== Requirements ==
Write out all lines holding the word "title".

Start Available records

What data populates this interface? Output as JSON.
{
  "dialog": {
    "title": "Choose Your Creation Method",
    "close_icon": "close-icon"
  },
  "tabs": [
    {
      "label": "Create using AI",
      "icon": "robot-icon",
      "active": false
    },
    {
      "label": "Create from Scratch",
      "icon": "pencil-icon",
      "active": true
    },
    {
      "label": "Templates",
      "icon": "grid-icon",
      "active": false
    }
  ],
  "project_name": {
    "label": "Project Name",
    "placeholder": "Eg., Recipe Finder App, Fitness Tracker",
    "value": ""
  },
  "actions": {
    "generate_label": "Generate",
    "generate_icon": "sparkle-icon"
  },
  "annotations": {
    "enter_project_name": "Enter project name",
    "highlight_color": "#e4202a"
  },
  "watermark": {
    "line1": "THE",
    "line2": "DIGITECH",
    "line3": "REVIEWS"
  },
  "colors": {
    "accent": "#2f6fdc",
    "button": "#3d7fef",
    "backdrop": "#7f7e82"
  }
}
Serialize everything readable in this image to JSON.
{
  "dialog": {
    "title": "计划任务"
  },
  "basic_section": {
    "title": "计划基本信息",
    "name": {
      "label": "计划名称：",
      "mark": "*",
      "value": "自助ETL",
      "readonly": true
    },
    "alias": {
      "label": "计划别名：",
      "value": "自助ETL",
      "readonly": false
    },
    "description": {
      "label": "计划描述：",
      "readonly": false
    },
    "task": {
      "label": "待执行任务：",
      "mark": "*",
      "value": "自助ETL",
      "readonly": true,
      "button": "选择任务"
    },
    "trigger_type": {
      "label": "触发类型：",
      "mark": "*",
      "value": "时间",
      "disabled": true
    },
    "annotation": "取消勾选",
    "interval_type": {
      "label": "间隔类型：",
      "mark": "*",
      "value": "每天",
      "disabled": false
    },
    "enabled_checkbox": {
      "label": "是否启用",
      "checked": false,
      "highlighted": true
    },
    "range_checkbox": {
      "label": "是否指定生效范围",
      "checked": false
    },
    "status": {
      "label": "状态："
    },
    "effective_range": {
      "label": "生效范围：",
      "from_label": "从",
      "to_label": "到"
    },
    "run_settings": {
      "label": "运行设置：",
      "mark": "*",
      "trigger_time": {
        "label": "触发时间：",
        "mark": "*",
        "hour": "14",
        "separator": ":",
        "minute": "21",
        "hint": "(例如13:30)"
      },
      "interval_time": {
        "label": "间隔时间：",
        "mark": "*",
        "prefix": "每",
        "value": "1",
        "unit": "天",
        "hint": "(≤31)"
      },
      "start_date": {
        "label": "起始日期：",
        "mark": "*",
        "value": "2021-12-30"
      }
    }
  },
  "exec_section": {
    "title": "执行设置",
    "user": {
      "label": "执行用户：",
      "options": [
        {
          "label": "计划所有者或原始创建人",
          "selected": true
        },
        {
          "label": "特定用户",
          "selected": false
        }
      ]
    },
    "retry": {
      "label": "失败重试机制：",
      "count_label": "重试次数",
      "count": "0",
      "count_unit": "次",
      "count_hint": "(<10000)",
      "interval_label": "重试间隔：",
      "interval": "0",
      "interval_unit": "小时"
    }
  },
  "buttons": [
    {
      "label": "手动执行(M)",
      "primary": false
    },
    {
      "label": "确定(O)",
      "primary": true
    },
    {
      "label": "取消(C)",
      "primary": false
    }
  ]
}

End Available records

== Complete response ==
    "title": "Choose Your Creation Method",
    "title": "计划任务"
    "title": "计划基本信息",
    "title": "执行设置",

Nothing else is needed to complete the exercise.